= Exercise =
Exact repetition of every entry is required.

============================================================

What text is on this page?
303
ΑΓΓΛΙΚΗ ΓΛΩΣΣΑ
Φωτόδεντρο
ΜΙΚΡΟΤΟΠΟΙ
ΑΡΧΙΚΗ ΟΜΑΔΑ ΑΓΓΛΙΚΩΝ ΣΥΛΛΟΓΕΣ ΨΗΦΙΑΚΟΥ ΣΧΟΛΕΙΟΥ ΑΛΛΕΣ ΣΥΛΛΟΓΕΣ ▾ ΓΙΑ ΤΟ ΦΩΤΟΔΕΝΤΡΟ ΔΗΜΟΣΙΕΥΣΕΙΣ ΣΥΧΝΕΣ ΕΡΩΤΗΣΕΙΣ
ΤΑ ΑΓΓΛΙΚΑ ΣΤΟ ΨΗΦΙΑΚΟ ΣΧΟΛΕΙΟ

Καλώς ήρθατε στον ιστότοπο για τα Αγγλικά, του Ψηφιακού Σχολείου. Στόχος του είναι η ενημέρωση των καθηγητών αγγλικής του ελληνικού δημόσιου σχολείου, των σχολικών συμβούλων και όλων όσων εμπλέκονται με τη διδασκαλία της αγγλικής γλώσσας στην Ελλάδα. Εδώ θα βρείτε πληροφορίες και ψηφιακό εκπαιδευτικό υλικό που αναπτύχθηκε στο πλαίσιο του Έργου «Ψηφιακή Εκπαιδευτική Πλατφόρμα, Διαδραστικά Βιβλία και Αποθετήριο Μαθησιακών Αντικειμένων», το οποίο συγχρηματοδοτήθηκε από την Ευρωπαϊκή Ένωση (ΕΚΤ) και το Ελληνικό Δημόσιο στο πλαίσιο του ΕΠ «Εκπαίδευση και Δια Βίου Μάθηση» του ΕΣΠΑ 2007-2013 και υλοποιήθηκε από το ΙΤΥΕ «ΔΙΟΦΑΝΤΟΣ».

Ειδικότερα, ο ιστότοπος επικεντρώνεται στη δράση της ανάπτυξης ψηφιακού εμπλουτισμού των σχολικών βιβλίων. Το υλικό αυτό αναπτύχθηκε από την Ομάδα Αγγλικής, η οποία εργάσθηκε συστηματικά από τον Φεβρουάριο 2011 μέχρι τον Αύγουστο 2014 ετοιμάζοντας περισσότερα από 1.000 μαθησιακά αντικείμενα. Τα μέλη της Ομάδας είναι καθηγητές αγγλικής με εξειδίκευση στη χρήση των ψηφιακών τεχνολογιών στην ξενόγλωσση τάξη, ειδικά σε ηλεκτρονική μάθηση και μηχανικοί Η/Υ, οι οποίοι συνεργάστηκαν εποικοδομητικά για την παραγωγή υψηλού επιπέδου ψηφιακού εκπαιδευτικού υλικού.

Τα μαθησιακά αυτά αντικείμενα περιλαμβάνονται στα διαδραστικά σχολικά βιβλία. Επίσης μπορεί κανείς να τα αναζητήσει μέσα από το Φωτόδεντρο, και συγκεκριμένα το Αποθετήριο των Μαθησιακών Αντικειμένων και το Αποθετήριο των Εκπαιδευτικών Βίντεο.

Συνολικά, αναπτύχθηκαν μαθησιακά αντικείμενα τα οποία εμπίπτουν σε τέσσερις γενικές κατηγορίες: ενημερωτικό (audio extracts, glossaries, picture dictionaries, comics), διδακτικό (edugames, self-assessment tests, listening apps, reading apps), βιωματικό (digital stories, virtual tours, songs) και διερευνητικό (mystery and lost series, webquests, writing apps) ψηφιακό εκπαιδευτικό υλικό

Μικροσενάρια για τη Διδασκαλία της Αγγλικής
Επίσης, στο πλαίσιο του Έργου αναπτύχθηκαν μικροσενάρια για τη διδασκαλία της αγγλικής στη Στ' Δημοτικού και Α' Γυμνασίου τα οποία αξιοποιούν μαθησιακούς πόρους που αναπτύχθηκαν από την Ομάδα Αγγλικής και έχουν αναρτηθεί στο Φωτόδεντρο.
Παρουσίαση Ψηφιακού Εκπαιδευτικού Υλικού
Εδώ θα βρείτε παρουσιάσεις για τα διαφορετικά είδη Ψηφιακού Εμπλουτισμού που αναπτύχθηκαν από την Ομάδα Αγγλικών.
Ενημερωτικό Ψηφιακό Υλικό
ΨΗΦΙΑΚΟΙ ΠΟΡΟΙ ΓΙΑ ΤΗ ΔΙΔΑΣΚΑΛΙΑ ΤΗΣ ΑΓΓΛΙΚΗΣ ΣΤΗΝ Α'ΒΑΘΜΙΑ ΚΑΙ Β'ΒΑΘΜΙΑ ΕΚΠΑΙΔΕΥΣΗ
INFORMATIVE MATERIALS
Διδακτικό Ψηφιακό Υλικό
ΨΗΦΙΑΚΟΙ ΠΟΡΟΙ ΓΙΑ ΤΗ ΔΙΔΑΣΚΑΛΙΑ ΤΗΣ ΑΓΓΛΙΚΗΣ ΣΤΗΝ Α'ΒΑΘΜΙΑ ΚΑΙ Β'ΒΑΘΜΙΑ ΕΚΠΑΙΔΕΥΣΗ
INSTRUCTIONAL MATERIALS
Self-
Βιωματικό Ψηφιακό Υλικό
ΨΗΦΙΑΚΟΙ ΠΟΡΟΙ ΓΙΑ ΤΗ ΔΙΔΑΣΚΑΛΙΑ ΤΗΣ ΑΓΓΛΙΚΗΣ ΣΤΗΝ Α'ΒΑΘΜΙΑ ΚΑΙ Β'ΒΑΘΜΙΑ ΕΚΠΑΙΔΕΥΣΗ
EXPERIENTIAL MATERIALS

============================================================

= The response =
What text is on this page?
303
ΑΓΓΛΙΚΗ ΓΛΩΣΣΑ
Φωτόδεντρο
ΜΙΚΡΟΤΟΠΟΙ
ΑΡΧΙΚΗ ΟΜΑΔΑ ΑΓΓΛΙΚΩΝ ΣΥΛΛΟΓΕΣ ΨΗΦΙΑΚΟΥ ΣΧΟΛΕΙΟΥ ΑΛΛΕΣ ΣΥΛΛΟΓΕΣ ▾ ΓΙΑ ΤΟ ΦΩΤΟΔΕΝΤΡΟ ΔΗΜΟΣΙΕΥΣΕΙΣ ΣΥΧΝΕΣ ΕΡΩΤΗΣΕΙΣ
ΤΑ ΑΓΓΛΙΚΑ ΣΤΟ ΨΗΦΙΑΚΟ ΣΧΟΛΕΙΟ

Καλώς ήρθατε στον ιστότοπο για τα Αγγλικά, του Ψηφιακού Σχολείου. Στόχος του είναι η ενημέρωση των καθηγητών αγγλικής του ελληνικού δημόσιου σχολείου, των σχολικών συμβούλων και όλων όσων εμπλέκονται με τη διδασκαλία της αγγλικής γλώσσας στην Ελλάδα. Εδώ θα βρείτε πληροφορίες και ψηφιακό εκπαιδευτικό υλικό που αναπτύχθηκε στο πλαίσιο του Έργου «Ψηφιακή Εκπαιδευτική Πλατφόρμα, Διαδραστικά Βιβλία και Αποθετήριο Μαθησιακών Αντικειμένων», το οποίο συγχρηματοδοτήθηκε από την Ευρωπαϊκή Ένωση (ΕΚΤ) και το Ελληνικό Δημόσιο στο πλαίσιο του ΕΠ «Εκπαίδευση και Δια Βίου Μάθηση» του ΕΣΠΑ 2007-2013 και υλοποιήθηκε από το ΙΤΥΕ «ΔΙΟΦΑΝΤΟΣ».

Ειδικότερα, ο ιστότοπος επικεντρώνεται στη δράση της ανάπτυξης ψηφιακού εμπλουτισμού των σχολικών βιβλίων. Το υλικό αυτό αναπτύχθηκε από την Ομάδα Αγγλικής, η οποία εργάσθηκε συστηματικά από τον Φεβρουάριο 2011 μέχρι τον Αύγουστο 2014 ετοιμάζοντας περισσότερα από 1.000 μαθησιακά αντικείμενα. Τα μέλη της Ομάδας είναι καθηγητές αγγλικής με εξειδίκευση στη χρήση των ψηφιακών τεχνολογιών στην ξενόγλωσση τάξη, ειδικά σε ηλεκτρονική μάθηση και μηχανικοί Η/Υ, οι οποίοι συνεργάστηκαν εποικοδομητικά για την παραγωγή υψηλού επιπέδου ψηφιακού εκπαιδευτικού υλικού.

Τα μαθησιακά αυτά αντικείμενα περιλαμβάνονται στα διαδραστικά σχολικά βιβλία. Επίσης μπορεί κανείς να τα αναζητήσει μέσα από το Φωτόδεντρο, και συγκεκριμένα το Αποθετήριο των Μαθησιακών Αντικειμένων και το Αποθετήριο των Εκπαιδευτικών Βίντεο.

Συνολικά, αναπτύχθηκαν μαθησιακά αντικείμενα τα οποία εμπίπτουν σε τέσσερις γενικές κατηγορίες: ενημερωτικό (audio extracts, glossaries, picture dictionaries, comics), διδακτικό (edugames, self-assessment tests, listening apps, reading apps), βιωματικό (digital stories, virtual tours, songs) και διερευνητικό (mystery and lost series, webquests, writing apps) ψηφιακό εκπαιδευτικό υλικό

Μικροσενάρια για τη Διδασκαλία της Αγγλικής
Επίσης, στο πλαίσιο του Έργου αναπτύχθηκαν μικροσενάρια για τη διδασκαλία της αγγλικής στη Στ' Δημοτικού και Α' Γυμνασίου τα οποία αξιοποιούν μαθησιακούς πόρους που αναπτύχθηκαν από την Ομάδα Αγγλικής και έχουν αναρτηθεί στο Φωτόδεντρο.
Παρουσίαση Ψηφιακού Εκπαιδευτικού Υλικού
Εδώ θα βρείτε παρουσιάσεις για τα διαφορετικά είδη Ψηφιακού Εμπλουτισμού που αναπτύχθηκαν από την Ομάδα Αγγλικών.
Ενημερωτικό Ψηφιακό Υλικό
ΨΗΦΙΑΚΟΙ ΠΟΡΟΙ ΓΙΑ ΤΗ ΔΙΔΑΣΚΑΛΙΑ ΤΗΣ ΑΓΓΛΙΚΗΣ ΣΤΗΝ Α'ΒΑΘΜΙΑ ΚΑΙ Β'ΒΑΘΜΙΑ ΕΚΠΑΙΔΕΥΣΗ
INFORMATIVE MATERIALS
Διδακτικό Ψηφιακό Υλικό
ΨΗΦΙΑΚΟΙ ΠΟΡΟΙ ΓΙΑ ΤΗ ΔΙΔΑΣΚΑΛΙΑ ΤΗΣ ΑΓΓΛΙΚΗΣ ΣΤΗΝ Α'ΒΑΘΜΙΑ ΚΑΙ Β'ΒΑΘΜΙΑ ΕΚΠΑΙΔΕΥΣΗ
INSTRUCTIONAL MATERIALS
Self-
Βιωματικό Ψηφιακό Υλικό
ΨΗΦΙΑΚΟΙ ΠΟΡΟΙ ΓΙΑ ΤΗ ΔΙΔΑΣΚΑΛΙΑ ΤΗΣ ΑΓΓΛΙΚΗΣ ΣΤΗΝ Α'ΒΑΘΜΙΑ ΚΑΙ Β'ΒΑΘΜΙΑ ΕΚΠΑΙΔΕΥΣΗ
EXPERIENTIAL MATERIALS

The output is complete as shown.